*Data entries*
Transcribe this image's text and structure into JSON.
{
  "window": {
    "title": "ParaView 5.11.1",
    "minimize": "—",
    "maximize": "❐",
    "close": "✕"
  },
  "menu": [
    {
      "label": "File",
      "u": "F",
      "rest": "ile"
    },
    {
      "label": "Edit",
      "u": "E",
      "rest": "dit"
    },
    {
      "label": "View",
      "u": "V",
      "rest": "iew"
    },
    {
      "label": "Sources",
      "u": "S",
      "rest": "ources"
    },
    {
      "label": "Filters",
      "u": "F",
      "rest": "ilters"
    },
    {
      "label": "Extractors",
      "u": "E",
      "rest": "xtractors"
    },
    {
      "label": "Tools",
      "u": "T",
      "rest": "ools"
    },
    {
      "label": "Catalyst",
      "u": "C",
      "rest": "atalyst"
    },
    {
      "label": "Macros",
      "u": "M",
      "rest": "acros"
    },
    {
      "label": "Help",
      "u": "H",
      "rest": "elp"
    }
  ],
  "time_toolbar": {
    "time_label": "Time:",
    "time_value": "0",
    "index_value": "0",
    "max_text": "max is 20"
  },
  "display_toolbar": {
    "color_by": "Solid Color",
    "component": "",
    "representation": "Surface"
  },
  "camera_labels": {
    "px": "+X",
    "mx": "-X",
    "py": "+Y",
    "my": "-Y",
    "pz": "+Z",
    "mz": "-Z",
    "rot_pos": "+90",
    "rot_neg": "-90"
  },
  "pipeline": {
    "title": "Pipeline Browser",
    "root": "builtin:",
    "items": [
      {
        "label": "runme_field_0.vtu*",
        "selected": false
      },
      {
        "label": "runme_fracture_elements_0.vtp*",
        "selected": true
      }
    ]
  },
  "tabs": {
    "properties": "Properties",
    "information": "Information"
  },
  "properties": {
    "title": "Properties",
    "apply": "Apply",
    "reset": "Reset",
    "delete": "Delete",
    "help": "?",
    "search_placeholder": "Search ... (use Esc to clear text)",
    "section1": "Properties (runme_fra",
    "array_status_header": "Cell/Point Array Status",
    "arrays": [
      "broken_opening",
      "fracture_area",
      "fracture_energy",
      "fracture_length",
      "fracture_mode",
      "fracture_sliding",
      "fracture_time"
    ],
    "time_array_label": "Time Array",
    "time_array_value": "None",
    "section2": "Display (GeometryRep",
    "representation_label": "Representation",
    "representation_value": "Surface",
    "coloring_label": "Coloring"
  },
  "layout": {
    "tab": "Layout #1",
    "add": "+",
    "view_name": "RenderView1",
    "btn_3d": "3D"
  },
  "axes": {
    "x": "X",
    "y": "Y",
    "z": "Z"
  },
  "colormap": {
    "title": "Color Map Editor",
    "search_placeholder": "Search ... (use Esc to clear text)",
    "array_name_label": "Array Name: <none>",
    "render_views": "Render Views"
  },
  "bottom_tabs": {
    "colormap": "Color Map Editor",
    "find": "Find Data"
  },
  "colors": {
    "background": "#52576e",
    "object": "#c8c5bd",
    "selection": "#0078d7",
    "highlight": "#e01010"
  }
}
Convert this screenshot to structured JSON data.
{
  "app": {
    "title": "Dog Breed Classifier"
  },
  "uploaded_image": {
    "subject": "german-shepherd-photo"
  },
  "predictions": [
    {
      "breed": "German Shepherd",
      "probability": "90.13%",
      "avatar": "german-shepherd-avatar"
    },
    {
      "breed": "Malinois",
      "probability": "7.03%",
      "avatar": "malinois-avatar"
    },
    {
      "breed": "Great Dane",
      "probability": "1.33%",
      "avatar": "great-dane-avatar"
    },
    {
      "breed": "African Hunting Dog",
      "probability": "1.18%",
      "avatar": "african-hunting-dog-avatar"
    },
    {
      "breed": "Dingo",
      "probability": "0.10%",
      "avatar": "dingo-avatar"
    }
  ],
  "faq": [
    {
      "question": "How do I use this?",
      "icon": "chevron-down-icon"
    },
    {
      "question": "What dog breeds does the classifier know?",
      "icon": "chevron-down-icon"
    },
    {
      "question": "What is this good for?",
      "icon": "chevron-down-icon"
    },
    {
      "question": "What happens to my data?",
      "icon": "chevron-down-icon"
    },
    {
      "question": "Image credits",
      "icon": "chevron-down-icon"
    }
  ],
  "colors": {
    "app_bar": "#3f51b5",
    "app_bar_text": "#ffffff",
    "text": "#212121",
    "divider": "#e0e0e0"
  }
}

*The request*
Each line of the material must be restated exactly.

*Response for this exercise*
Transcribe this image's text and structure into JSON.
{
  "window": {
    "title": "ParaView 5.11.1",
    "minimize": "—",
    "maximize": "❐",
    "close": "✕"
  },
  "menu": [
    {
      "label": "File",
      "u": "F",
      "rest": "ile"
    },
    {
      "label": "Edit",
      "u": "E",
      "rest": "dit"
    },
    {
      "label": "View",
      "u": "V",
      "rest": "iew"
    },
    {
      "label": "Sources",
      "u": "S",
      "rest": "ources"
    },
    {
      "label": "Filters",
      "u": "F",
      "rest": "ilters"
    },
    {
      "label": "Extractors",
      "u": "E",
      "rest": "xtractors"
    },
    {
      "label": "Tools",
      "u": "T",
      "rest": "ools"
    },
    {
      "label": "Catalyst",
      "u": "C",
      "rest": "atalyst"
    },
    {
      "label": "Macros",
      "u": "M",
      "rest": "acros"
    },
    {
      "label": "Help",
      "u": "H",
      "rest": "elp"
    }
  ],
  "time_toolbar": {
    "time_label": "Time:",
    "time_value": "0",
    "index_value": "0",
    "max_text": "max is 20"
  },
  "display_toolbar": {
    "color_by": "Solid Color",
    "component": "",
    "representation": "Surface"
  },
  "camera_labels": {
    "px": "+X",
    "mx": "-X",
    "py": "+Y",
    "my": "-Y",
    "pz": "+Z",
    "mz": "-Z",
    "rot_pos": "+90",
    "rot_neg": "-90"
  },
  "pipeline": {
    "title": "Pipeline Browser",
    "root": "builtin:",
    "items": [
      {
        "label": "runme_field_0.vtu*",
        "selected": false
      },
      {
        "label": "runme_fracture_elements_0.vtp*",
        "selected": true
      }
    ]
  },
  "tabs": {
    "properties": "Properties",
    "information": "Information"
  },
  "properties": {
    "title": "Properties",
    "apply": "Apply",
    "reset": "Reset",
    "delete": "Delete",
    "help": "?",
    "search_placeholder": "Search ... (use Esc to clear text)",
    "section1": "Properties (runme_fra",
    "array_status_header": "Cell/Point Array Status",
    "arrays": [
      "broken_opening",
      "fracture_area",
      "fracture_energy",
      "fracture_length",
      "fracture_mode",
      "fracture_sliding",
      "fracture_time"
    ],
    "time_array_label": "Time Array",
    "time_array_value": "None",
    "section2": "Display (GeometryRep",
    "representation_label": "Representation",
    "representation_value": "Surface",
    "coloring_label": "Coloring"
  },
  "layout": {
    "tab": "Layout #1",
    "add": "+",
    "view_name": "RenderView1",
    "btn_3d": "3D"
  },
  "axes": {
    "x": "X",
    "y": "Y",
    "z": "Z"
  },
  "colormap": {
    "title": "Color Map Editor",
    "search_placeholder": "Search ... (use Esc to clear text)",
    "array_name_label": "Array Name: <none>",
    "render_views": "Render Views"
  },
  "bottom_tabs": {
    "colormap": "Color Map Editor",
    "find": "Find Data"
  },
  "colors": {
    "background": "#52576e",
    "object": "#c8c5bd",
    "selection": "#0078d7",
    "highlight": "#e01010"
  }
}
Convert this screenshot to structured JSON data.
{
  "app": {
    "title": "Dog Breed Classifier"
  },
  "uploaded_image": {
    "subject": "german-shepherd-photo"
  },
  "predictions": [
    {
      "breed": "German Shepherd",
      "probability": "90.13%",
      "avatar": "german-shepherd-avatar"
    },
    {
      "breed": "Malinois",
      "probability": "7.03%",
      "avatar": "malinois-avatar"
    },
    {
      "breed": "Great Dane",
      "probability": "1.33%",
      "avatar": "great-dane-avatar"
    },
    {
      "breed": "African Hunting Dog",
      "probability": "1.18%",
      "avatar": "african-hunting-dog-avatar"
    },
    {
      "breed": "Dingo",
      "probability": "0.10%",
      "avatar": "dingo-avatar"
    }
  ],
  "faq": [
    {
      "question": "How do I use this?",
      "icon": "chevron-down-icon"
    },
    {
      "question": "What dog breeds does the classifier know?",
      "icon": "chevron-down-icon"
    },
    {
      "question": "What is this good for?",
      "icon": "chevron-down-icon"
    },
    {
      "question": "What happens to my data?",
      "icon": "chevron-down-icon"
    },
    {
      "question": "Image credits",
      "icon": "chevron-down-icon"
    }
  ],
  "colors": {
    "app_bar": "#3f51b5",
    "app_bar_text": "#ffffff",
    "text": "#212121",
    "divider": "#e0e0e0"
  }
}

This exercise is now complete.